[START]

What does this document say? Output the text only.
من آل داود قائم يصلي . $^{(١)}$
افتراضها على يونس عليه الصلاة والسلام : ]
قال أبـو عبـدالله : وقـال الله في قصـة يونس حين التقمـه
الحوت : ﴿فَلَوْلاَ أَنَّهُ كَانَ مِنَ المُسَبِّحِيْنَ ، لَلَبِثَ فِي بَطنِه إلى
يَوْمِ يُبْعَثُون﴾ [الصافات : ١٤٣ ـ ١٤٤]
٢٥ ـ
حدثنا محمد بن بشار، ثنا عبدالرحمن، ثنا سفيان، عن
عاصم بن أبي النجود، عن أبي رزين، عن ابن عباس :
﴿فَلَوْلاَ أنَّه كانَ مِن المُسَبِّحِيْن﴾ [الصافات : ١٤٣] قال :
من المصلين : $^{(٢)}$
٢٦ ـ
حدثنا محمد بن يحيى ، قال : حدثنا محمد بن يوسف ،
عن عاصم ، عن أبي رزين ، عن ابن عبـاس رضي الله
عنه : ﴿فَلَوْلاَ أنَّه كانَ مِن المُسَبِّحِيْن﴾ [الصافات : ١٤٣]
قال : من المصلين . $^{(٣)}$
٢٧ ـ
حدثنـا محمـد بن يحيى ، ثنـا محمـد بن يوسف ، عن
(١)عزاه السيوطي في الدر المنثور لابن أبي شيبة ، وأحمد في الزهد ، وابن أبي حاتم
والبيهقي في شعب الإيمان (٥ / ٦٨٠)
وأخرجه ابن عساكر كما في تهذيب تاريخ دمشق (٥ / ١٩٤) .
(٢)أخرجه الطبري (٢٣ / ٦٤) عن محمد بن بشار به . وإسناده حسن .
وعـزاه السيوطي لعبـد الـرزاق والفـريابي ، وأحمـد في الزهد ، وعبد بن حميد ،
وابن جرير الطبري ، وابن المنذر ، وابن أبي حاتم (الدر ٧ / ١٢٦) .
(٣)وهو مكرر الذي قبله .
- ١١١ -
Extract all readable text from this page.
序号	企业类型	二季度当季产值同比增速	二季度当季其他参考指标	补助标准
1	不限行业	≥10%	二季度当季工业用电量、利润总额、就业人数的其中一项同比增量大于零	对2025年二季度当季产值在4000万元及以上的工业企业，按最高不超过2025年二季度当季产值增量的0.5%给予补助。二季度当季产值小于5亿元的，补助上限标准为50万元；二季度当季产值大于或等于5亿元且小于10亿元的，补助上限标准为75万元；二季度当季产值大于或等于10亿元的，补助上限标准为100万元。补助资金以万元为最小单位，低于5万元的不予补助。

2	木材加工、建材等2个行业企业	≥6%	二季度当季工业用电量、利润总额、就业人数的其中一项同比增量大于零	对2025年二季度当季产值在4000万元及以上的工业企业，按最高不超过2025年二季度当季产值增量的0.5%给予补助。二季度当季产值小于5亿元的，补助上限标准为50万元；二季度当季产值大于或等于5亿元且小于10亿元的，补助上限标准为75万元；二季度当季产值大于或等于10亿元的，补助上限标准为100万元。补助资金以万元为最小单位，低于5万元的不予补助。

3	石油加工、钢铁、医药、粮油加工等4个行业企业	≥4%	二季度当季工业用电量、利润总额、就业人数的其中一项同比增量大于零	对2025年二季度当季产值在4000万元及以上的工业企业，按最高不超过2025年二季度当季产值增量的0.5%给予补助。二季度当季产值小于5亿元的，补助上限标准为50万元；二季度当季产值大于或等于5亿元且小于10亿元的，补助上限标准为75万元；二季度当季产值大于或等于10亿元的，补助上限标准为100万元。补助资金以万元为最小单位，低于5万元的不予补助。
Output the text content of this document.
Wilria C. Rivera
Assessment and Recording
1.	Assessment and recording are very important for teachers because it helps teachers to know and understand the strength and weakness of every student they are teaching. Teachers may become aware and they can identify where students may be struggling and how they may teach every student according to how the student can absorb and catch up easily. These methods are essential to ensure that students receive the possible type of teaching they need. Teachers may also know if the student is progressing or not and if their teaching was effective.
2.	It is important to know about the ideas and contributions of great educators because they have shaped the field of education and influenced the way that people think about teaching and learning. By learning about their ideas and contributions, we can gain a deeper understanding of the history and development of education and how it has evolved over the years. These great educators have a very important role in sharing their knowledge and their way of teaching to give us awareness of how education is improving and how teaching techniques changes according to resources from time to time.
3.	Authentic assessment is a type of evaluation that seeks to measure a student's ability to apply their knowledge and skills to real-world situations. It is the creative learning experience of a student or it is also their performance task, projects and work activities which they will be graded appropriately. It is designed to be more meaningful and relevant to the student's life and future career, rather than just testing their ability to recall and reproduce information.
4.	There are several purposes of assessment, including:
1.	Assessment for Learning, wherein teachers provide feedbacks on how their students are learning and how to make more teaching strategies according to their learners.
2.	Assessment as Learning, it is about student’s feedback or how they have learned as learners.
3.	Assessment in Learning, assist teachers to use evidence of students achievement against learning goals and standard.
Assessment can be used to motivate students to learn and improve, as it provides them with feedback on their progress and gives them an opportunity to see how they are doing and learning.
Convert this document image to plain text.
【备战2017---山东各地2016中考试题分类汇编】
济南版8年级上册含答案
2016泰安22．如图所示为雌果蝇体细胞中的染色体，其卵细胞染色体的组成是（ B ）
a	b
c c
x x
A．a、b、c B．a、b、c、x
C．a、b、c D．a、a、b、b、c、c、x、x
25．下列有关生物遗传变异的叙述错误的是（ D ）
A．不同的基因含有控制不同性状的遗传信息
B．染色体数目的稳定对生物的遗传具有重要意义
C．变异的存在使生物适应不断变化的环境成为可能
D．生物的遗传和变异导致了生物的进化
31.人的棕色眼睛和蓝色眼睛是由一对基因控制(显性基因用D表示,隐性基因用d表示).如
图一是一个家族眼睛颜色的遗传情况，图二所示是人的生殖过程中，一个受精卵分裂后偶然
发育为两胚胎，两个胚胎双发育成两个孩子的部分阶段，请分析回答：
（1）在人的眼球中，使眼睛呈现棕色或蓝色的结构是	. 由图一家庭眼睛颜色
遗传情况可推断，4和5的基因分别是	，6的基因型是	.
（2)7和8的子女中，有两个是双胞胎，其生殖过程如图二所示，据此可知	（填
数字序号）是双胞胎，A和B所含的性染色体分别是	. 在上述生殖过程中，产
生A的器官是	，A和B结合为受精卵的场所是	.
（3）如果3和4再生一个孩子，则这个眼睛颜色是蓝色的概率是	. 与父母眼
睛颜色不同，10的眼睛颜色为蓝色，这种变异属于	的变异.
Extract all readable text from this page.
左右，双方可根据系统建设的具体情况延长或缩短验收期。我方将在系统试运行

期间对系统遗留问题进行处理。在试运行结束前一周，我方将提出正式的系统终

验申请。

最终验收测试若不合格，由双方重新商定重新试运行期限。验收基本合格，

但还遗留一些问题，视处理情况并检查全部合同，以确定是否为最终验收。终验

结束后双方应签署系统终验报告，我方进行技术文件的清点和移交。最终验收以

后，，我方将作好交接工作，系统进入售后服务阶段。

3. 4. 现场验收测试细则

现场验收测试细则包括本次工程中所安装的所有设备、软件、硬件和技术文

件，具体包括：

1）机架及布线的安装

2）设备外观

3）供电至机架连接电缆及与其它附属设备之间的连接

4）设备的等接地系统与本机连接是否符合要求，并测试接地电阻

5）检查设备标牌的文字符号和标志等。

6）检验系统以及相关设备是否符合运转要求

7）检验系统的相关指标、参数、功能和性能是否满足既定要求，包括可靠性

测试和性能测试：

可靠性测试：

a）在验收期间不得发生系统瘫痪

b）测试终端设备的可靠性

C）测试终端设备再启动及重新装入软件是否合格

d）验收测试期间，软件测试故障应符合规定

[END]

DIRECTIONS FOR THIS TASK: Search the records for the word "الله", then list every line that has it.

TASK RESULT:
قال أبـو عبـدالله : وقـال الله في قصـة يونس حين التقمـه
عن عاصم ، عن أبي رزين ، عن ابن عبـاس رضي الله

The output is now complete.